- **EXERCISE BRIEF**: Every line below that holds the string "important" should be copied out.

- **RECORD EXTRACTS**:
>> BEGIN
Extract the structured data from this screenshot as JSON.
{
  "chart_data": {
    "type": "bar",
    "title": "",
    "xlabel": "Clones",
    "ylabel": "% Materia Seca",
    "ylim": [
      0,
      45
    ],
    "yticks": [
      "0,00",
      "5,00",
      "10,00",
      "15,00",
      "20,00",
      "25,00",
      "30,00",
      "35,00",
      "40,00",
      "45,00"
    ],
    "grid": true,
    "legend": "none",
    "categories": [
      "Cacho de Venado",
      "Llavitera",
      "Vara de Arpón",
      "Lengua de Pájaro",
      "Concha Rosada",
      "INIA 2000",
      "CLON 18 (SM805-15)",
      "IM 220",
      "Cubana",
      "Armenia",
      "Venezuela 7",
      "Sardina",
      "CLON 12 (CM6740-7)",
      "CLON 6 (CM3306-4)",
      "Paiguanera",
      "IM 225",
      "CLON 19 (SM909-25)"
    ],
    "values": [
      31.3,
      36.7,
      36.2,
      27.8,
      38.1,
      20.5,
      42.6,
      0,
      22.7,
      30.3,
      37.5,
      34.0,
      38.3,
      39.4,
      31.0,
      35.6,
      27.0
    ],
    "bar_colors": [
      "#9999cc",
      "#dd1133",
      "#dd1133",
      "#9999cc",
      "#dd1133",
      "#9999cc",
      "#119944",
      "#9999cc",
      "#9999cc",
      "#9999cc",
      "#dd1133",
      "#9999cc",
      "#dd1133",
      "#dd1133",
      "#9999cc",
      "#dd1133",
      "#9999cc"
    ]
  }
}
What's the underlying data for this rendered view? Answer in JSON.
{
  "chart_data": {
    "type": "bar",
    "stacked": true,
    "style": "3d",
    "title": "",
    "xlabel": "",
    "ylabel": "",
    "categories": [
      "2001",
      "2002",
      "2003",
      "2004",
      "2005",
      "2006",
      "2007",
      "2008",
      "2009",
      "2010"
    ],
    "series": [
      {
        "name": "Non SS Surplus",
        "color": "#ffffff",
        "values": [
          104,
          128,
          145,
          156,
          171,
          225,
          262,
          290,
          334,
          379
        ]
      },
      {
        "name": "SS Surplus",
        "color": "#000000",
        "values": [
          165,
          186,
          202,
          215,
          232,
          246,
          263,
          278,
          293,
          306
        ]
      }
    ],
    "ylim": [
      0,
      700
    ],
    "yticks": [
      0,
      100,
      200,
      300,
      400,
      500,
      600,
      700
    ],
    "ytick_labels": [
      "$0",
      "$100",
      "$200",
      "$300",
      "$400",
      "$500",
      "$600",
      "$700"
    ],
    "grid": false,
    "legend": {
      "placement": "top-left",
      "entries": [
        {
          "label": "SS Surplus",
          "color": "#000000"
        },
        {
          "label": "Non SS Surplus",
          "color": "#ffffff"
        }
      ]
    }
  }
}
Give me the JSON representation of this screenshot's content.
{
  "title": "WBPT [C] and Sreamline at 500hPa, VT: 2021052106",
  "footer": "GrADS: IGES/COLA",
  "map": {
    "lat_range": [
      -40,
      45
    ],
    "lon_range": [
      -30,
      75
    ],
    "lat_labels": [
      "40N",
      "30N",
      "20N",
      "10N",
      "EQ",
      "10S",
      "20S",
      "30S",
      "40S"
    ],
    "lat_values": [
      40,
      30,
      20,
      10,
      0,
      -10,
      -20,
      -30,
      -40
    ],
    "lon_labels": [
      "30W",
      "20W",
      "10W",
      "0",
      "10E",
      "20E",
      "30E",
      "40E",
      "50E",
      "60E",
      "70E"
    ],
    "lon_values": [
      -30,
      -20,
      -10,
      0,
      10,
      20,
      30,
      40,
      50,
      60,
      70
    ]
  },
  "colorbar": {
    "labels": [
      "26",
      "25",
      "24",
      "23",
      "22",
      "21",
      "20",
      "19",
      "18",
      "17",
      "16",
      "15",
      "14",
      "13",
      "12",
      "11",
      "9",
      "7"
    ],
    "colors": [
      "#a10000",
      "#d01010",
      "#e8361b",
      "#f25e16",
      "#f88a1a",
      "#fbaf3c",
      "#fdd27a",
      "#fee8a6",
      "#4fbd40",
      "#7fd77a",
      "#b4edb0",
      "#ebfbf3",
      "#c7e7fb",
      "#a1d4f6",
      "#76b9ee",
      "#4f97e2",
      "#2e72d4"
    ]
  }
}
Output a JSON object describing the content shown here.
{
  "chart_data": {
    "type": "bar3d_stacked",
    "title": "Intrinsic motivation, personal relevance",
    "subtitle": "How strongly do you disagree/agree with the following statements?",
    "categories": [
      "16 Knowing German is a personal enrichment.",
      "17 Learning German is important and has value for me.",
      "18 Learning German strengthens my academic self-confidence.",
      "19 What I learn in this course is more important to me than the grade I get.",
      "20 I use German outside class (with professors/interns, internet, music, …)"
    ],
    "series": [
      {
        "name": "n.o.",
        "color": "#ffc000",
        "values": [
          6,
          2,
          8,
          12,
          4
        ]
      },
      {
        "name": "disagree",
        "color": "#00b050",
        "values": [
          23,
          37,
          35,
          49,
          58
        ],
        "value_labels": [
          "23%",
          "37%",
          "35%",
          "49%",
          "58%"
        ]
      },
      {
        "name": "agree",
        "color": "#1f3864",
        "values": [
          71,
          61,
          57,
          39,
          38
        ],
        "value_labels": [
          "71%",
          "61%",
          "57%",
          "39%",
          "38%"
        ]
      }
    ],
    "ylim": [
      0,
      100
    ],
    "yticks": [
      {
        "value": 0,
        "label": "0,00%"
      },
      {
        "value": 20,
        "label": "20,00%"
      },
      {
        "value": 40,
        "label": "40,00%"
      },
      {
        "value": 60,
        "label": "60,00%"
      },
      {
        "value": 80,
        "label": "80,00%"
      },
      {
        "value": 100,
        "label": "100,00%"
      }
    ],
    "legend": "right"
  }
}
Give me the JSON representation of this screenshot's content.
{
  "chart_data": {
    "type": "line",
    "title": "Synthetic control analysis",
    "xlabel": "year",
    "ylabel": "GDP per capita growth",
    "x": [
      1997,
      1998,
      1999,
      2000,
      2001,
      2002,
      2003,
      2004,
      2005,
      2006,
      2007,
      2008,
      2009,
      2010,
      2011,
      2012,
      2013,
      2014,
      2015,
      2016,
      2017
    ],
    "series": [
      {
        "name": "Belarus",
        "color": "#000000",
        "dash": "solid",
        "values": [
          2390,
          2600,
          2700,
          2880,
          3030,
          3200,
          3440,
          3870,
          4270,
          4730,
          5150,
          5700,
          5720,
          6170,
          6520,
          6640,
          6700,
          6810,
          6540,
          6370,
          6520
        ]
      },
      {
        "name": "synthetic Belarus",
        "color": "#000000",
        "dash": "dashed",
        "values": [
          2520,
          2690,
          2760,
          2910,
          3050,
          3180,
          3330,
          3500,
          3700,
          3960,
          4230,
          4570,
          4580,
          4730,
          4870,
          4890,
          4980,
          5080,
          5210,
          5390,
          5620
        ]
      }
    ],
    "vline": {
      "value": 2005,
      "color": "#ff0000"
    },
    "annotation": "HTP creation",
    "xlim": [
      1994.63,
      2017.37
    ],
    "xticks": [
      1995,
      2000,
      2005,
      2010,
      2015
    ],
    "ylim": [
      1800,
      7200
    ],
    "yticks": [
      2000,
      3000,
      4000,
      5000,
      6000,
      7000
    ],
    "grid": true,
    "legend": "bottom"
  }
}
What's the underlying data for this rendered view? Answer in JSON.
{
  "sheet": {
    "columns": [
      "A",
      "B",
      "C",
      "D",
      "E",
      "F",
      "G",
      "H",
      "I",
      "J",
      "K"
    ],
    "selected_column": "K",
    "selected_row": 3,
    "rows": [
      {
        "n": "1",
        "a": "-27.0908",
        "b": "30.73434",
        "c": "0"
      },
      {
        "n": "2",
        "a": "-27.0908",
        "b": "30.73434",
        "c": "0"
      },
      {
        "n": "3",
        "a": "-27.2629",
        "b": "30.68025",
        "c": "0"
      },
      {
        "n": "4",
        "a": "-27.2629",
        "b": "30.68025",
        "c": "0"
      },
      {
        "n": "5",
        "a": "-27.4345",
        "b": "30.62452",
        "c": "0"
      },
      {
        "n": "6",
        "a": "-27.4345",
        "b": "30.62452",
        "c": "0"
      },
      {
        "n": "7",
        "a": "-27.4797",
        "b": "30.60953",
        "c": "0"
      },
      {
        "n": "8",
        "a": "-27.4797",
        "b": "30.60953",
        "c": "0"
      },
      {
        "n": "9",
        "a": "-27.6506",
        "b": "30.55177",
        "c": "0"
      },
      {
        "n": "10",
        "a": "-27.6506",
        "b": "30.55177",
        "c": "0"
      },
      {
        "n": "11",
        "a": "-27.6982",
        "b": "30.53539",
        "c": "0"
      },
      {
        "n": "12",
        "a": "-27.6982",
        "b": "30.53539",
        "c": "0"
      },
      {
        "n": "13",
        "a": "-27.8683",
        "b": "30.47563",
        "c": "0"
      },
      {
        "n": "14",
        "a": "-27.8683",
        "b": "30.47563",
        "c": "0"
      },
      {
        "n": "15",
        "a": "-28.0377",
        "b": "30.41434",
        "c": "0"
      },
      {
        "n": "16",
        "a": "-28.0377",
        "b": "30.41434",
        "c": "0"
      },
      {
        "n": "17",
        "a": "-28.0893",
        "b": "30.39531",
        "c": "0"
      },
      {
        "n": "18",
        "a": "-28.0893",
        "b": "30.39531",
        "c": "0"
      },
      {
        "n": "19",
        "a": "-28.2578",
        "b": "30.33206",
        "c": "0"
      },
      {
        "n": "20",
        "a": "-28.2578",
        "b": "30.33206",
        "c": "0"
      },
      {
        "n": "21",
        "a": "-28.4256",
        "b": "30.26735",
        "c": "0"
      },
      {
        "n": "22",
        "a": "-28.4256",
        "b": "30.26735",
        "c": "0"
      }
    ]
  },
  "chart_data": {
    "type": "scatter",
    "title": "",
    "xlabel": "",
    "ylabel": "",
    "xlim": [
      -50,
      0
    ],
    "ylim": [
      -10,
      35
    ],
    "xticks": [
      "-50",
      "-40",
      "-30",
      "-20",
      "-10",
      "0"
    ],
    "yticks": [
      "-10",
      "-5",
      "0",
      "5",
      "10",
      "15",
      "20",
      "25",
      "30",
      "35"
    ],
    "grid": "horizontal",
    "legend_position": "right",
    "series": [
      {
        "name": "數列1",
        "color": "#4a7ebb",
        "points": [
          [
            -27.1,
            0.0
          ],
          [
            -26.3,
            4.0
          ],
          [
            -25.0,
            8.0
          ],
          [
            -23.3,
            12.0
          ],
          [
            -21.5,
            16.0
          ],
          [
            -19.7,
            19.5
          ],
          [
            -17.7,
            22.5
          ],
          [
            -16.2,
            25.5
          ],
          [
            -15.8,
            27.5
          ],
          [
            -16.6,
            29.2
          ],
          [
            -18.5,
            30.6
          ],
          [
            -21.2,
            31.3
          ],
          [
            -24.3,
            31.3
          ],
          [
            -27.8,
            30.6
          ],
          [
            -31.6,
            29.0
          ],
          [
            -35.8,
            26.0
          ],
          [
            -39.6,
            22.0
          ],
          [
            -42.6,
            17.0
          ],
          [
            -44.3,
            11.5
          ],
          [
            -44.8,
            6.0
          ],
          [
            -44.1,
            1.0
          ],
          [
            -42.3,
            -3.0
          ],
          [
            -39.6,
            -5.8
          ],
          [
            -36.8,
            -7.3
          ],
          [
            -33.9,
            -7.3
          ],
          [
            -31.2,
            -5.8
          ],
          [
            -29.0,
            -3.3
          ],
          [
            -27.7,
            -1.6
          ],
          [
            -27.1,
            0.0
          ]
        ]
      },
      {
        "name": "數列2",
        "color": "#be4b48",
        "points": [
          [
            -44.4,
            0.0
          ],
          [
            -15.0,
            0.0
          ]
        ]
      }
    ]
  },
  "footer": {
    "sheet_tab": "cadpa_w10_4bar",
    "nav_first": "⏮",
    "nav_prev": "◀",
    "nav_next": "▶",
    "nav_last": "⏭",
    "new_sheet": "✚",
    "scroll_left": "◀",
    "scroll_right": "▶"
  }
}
>> END
- **COMPLETE ANSWER**:
      "17 Learning German is important and has value for me.",
      "19 What I learn in this course is more important to me than the grade I get.",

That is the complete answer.